Dataset excerpts:
****************************************
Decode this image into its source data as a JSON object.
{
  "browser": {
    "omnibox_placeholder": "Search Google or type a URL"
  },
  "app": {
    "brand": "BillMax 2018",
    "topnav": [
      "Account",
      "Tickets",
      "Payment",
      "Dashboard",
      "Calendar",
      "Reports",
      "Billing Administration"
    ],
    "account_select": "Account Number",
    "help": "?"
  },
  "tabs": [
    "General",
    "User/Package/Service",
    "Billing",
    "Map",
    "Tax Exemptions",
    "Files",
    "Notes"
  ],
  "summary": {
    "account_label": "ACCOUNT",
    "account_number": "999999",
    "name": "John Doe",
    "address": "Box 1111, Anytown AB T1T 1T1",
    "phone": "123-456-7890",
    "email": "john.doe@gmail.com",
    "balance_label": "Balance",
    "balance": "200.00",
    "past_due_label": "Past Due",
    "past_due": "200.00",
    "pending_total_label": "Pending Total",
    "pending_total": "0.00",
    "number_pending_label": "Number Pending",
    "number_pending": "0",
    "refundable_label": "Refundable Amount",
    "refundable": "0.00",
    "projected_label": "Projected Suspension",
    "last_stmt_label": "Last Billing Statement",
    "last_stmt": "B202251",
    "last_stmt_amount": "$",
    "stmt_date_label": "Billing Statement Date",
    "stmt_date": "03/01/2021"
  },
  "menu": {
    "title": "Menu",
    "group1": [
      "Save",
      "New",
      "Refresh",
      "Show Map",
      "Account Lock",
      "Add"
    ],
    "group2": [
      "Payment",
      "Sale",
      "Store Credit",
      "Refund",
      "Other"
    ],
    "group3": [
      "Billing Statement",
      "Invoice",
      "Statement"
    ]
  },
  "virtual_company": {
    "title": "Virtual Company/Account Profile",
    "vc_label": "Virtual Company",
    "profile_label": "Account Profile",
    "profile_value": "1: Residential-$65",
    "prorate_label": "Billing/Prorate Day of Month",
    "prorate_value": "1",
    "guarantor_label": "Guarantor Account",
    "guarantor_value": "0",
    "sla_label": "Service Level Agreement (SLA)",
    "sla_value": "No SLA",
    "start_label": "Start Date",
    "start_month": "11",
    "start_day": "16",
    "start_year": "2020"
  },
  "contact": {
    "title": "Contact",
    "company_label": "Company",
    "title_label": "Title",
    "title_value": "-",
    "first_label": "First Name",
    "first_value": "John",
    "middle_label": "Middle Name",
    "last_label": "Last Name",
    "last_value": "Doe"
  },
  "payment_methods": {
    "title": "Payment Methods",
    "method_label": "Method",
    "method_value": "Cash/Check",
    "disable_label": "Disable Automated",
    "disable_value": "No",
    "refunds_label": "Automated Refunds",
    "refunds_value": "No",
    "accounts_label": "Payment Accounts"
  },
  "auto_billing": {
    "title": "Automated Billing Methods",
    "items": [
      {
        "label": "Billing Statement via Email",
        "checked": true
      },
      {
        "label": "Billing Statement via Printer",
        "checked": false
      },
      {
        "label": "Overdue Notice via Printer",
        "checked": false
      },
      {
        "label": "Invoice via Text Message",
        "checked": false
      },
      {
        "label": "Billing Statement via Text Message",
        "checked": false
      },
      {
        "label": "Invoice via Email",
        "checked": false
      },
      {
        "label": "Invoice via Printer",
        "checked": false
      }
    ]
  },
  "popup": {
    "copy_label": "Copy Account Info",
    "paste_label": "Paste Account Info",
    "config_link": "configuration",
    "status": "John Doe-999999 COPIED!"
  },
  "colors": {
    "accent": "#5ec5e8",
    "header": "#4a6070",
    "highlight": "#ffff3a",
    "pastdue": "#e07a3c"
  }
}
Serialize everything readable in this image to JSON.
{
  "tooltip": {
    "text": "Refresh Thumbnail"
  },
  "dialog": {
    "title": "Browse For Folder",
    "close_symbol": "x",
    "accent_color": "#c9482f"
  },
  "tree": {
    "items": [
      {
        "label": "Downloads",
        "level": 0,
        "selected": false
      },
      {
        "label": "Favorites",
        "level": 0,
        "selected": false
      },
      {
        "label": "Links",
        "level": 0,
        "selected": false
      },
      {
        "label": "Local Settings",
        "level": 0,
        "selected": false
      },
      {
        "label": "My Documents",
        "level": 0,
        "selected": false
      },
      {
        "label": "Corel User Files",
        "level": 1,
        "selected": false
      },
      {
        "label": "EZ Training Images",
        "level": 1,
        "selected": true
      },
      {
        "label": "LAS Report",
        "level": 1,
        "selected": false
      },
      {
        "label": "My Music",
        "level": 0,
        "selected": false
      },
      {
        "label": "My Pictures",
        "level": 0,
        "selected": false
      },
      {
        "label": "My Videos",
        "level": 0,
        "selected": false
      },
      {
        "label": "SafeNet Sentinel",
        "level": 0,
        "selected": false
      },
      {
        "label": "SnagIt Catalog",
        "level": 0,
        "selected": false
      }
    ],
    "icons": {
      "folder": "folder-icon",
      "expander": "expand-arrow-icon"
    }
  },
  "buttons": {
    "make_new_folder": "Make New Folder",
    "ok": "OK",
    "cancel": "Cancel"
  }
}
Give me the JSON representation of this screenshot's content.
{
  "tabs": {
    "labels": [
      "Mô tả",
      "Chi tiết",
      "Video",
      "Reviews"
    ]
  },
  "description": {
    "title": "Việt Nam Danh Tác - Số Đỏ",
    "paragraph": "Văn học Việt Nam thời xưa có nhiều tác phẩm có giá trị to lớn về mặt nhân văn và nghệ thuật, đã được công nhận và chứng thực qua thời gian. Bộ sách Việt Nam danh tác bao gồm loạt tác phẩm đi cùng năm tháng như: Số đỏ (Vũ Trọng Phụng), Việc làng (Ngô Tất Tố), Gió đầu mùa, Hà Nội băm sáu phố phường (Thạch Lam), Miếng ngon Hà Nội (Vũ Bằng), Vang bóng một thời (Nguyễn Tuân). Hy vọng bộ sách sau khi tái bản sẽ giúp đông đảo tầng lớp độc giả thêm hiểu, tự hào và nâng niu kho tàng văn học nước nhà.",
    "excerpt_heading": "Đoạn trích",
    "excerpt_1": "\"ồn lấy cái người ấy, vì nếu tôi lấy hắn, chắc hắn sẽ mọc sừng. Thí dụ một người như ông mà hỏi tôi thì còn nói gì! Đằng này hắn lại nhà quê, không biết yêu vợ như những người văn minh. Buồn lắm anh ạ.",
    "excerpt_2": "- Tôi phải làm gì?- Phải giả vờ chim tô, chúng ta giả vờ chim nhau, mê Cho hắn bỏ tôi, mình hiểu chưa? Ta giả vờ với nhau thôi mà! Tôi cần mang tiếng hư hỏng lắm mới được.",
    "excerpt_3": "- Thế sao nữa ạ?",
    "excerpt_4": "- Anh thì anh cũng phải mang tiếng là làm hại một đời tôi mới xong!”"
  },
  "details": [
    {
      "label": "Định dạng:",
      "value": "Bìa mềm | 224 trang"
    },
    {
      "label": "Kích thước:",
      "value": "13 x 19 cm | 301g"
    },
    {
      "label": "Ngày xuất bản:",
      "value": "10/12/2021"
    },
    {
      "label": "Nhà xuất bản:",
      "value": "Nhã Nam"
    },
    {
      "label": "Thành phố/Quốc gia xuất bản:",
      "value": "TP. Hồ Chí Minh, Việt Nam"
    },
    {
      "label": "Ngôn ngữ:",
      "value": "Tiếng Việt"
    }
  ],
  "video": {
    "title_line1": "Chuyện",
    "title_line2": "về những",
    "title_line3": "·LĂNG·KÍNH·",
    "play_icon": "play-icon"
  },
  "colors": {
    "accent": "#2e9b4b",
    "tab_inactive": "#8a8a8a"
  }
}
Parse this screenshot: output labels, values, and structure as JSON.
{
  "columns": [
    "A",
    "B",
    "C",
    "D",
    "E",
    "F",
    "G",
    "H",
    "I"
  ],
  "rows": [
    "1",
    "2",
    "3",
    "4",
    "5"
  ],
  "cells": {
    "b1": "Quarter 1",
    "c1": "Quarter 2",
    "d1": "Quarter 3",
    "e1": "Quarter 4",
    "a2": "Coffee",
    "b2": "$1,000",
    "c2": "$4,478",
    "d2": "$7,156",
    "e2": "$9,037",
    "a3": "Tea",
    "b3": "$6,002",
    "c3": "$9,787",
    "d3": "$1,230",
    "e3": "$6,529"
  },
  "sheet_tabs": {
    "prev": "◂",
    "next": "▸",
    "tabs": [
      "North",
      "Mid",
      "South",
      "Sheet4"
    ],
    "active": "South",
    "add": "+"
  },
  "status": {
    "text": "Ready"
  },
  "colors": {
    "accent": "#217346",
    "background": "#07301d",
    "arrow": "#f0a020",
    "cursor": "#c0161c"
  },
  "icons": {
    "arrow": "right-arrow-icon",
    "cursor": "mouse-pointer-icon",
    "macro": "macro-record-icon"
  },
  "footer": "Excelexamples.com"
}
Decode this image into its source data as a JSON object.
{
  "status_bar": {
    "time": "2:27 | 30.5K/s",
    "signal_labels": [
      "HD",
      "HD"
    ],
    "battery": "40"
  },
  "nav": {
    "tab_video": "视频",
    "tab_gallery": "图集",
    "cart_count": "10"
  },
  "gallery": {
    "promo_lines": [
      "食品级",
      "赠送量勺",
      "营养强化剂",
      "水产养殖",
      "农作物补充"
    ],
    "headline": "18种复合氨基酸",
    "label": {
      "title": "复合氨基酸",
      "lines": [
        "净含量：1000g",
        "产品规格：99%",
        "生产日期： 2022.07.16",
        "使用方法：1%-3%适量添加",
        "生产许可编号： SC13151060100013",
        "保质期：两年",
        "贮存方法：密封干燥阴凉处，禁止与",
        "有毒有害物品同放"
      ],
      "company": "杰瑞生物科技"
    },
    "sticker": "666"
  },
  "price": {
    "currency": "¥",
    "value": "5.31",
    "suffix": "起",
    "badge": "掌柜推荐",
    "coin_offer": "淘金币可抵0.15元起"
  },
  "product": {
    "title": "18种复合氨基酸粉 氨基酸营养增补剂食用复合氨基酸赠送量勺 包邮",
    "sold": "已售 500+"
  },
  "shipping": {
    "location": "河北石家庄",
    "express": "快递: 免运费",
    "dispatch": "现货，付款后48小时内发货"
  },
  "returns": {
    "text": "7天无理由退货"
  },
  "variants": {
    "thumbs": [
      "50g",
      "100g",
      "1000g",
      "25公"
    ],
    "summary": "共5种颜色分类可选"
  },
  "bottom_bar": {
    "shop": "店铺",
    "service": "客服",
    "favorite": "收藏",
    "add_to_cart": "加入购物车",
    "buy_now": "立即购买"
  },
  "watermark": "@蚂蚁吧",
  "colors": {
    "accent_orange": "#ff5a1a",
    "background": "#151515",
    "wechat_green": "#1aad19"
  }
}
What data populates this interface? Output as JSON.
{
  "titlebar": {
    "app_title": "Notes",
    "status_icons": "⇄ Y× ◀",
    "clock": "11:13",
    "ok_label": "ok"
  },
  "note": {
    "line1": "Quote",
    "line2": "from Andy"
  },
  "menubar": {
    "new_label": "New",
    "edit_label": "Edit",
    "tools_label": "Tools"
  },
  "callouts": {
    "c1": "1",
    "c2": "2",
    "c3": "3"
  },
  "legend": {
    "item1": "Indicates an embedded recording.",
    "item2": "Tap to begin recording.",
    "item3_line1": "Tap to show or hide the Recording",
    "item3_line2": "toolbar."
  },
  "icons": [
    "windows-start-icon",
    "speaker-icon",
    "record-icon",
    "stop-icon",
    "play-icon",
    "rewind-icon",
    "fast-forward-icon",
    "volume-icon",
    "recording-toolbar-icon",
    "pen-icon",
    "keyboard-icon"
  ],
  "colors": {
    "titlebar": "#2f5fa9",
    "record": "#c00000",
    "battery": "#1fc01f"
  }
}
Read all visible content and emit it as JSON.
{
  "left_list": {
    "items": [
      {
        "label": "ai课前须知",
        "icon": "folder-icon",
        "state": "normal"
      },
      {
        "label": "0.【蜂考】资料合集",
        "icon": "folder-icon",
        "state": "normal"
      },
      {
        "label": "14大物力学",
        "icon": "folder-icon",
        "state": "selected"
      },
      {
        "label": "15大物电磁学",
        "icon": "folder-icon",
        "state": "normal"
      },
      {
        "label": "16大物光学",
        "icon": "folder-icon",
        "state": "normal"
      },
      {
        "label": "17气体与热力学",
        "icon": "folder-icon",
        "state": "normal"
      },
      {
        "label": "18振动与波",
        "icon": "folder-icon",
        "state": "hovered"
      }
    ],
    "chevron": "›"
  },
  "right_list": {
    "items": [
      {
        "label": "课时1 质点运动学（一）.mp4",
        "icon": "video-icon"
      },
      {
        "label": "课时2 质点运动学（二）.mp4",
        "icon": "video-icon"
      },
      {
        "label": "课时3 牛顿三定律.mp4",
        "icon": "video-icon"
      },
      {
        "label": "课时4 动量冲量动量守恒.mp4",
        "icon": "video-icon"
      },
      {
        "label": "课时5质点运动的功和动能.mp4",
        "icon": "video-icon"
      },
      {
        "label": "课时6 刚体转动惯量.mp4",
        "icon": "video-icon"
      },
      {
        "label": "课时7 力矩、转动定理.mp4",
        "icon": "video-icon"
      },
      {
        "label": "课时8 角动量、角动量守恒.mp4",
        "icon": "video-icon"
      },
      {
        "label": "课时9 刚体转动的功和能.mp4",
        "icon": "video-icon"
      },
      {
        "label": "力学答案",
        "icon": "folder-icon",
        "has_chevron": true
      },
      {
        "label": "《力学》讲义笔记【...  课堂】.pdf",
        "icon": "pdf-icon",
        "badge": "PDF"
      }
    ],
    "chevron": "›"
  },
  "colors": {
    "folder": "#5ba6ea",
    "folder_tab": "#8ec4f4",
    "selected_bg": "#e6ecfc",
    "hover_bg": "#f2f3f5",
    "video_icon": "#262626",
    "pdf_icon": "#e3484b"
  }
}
****************************************
Lines that include the word "screenshot" are to be extracted from the data above.

Give me the JSON representation of this screenshot's content.
Parse this screenshot: output labels, values, and structure as JSON.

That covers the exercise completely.